___ TEXT PASSAGE ___
TA - Revealing One Of My Favorite Buy And Hold Name Of 2023 - Chart Industries

Summary

  • Prior to its unexpected $4.4 billion Howden deal, Chart Industries had just posted a record Q3 FY 2022 and offered great FY 2023 EPS and backlog guidance.
  • The market was totally surprised by the Howden deal, and Chart shares reversed course, from an all-time high, and quickly got cut in half.
  • The market was concerned about the expensive equity and debt financing required to complete the deal and its new leverage profile.
  • Despite these valid concerns and the fact that Wall Street felt spurned by the deal, the acquisition makes sense and the new blended company is vertically integrated and should be a force that has multiple tailwinds driving future growth.

Yesterday, was one of my favorite market days in a while. My long term, buy and hold, and high conviction bet/ long thesis on TravelCenters of America ( TA ) paid off. I've owned TA shares, with a cost basis of $41, dating back to September 2021. And fairly recently, bought a lot more shares, around $52-ish, on a surprising and irrational sell-off on what I thought were great Q3 FY 2022 results and solid Q4 FY 2022 forward looking commentary, at TA. On September 30, 2021, I shared my in-depth TA write-up: A Quintessential Turnaround . More recently, on November 19, 2022, within my SA Pro Interview article, Value Investing With Courage & Conviction , I shared an updated thesis on TA and re-iterated my high level of conviction. As a number of my readers messaged me, yesterday, as they loved the TA thesis and owned shares, I decided to share one of my favorite Buy and Hold ideas for 2023, with free site readers.

Today, albeit with a bit of a lag, I'm revealing one of my favorite Buy and Hold ideas for 2023. This is a 'burn the boats' type of bet for me, meaning it is high conviction. The company is Chart Industries ( GTLS ) and this is a core investment name held within my portfolio. Strategy, I run a hybrid approach when it comes to my investment process. There are a number of Buy and Hold investments, representing upwards of 40% to 70% of the portfolio, depending on the moment in time and opportunity set. The remainder of the portfolio contains tactical ideas. Again, Chart Industries, notably at its current valuation, very much falls into the Buy and Hold cohort.

The Thesis

Arguably, Chart is one of the best ways to play Europe's move away from the Nord Stream 1 pipeline and Russian natural gas. For perspective, Russia was Europe's largest supplier of gas, supplying roughly 40% of its natural gas. Per the EIA, Russian gas to Europe was 12.4 Bcf/d in 2020 and 10.9 Bcf/d in 2021. In the U.S., current and total natural gas production is roughly 100 Bcf/d.

EIA

What They Do

Chart has four segments: Cryo Tank Solutions, Heat Transfer Systems, Speciality Products, and Repair, Service, and Leasing. I've read and listened to the past three conference calls as well as the November 8, 2022 Howden acquisition conference call. As an aside, Chart conference calls offer some of the most granular and in the weeds details, of almost any other calls I've ever listened to. Chart's CEO, Jill Evanko, is really good at what she does and does a great job getting in the weeds and explaining the business.
___ EXCERPTED DATA ___
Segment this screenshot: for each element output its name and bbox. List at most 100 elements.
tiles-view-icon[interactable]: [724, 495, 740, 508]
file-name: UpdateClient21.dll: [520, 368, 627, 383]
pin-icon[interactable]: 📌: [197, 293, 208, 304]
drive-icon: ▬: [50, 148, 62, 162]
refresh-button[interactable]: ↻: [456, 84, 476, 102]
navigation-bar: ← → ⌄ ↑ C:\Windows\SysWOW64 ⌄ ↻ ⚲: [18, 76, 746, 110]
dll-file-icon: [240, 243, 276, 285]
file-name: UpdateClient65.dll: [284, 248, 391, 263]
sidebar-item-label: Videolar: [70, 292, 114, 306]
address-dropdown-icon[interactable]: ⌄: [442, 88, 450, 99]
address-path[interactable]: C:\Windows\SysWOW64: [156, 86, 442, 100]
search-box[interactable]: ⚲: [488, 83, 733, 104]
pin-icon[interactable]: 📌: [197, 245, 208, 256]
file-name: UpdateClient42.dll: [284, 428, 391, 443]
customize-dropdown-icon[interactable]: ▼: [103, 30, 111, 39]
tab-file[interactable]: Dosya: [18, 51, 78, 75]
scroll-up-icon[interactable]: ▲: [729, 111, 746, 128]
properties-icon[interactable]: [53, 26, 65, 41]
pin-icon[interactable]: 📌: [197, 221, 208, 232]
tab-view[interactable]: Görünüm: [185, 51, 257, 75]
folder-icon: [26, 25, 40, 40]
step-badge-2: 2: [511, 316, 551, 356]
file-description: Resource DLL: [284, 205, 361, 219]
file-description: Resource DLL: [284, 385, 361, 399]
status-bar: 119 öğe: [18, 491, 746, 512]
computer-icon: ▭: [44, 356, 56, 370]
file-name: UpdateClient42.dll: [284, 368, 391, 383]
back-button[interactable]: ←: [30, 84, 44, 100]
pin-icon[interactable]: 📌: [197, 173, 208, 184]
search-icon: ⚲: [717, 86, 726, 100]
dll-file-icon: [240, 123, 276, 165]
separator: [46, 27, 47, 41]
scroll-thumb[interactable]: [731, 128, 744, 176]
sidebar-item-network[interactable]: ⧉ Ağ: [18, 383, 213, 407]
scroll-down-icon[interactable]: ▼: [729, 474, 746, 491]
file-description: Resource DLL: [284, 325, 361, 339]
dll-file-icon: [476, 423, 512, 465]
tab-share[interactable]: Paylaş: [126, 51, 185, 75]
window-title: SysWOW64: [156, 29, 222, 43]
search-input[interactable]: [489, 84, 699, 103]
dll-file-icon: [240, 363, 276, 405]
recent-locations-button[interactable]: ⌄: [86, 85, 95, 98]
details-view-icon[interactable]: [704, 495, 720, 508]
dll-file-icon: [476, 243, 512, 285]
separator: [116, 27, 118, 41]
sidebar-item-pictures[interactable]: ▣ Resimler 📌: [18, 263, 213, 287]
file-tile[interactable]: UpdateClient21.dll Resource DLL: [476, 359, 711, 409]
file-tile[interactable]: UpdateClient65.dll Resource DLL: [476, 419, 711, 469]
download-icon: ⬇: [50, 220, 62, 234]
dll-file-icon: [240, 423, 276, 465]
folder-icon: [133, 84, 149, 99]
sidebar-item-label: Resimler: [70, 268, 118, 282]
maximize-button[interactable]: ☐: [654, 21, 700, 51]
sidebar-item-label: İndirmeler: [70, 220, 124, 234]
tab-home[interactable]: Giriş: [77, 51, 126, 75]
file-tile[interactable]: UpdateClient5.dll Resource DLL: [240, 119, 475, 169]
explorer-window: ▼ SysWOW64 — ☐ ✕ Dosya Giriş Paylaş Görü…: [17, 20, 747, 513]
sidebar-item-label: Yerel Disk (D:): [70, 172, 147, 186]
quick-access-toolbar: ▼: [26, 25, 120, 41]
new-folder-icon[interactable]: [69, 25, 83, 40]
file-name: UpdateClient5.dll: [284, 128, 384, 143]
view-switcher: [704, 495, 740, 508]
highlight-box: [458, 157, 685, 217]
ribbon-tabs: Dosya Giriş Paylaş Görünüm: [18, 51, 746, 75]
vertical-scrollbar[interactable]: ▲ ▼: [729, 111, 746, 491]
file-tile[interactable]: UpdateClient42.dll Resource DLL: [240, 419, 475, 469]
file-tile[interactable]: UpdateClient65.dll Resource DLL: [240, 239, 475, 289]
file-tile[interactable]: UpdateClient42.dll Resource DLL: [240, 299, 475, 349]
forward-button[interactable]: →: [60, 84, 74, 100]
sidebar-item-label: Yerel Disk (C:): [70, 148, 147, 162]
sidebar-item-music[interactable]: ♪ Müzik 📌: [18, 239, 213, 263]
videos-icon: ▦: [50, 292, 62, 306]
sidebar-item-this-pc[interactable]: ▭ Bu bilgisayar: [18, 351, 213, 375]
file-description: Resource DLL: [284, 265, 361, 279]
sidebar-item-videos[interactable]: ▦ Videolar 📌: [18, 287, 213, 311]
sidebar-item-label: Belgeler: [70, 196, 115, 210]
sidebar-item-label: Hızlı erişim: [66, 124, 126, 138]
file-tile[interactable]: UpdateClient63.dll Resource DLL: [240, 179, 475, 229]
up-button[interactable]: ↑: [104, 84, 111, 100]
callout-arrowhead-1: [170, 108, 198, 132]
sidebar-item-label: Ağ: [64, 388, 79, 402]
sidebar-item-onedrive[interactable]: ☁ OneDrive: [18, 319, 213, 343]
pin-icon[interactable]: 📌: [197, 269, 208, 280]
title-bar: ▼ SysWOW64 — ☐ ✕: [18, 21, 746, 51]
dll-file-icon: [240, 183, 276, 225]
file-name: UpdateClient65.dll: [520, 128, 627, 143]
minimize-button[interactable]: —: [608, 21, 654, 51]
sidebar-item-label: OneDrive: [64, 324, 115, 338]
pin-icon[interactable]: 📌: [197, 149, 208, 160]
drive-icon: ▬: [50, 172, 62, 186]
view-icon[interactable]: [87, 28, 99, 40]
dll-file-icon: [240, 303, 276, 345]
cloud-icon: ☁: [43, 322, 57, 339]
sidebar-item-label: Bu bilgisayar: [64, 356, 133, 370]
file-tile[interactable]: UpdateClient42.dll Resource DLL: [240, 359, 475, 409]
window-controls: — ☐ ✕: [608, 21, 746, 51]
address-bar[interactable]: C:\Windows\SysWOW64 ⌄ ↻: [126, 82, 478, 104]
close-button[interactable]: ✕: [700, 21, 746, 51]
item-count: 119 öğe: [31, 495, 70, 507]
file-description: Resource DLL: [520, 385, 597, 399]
___
▶ GOAL
Answer these questions from the Chart Industries article:
1. What cost basis does the author give for the TA shares owned since September 2021?
2. Roughly what share of Europe's natural gas did Russia supply?
3. What are Chart's four segments?

▶ TASK RESULT
1. $41.
2. Roughly 40%.
3. Cryo Tank Solutions, Heat Transfer Systems, Speciality Products, and Repair, Service, and Leasing.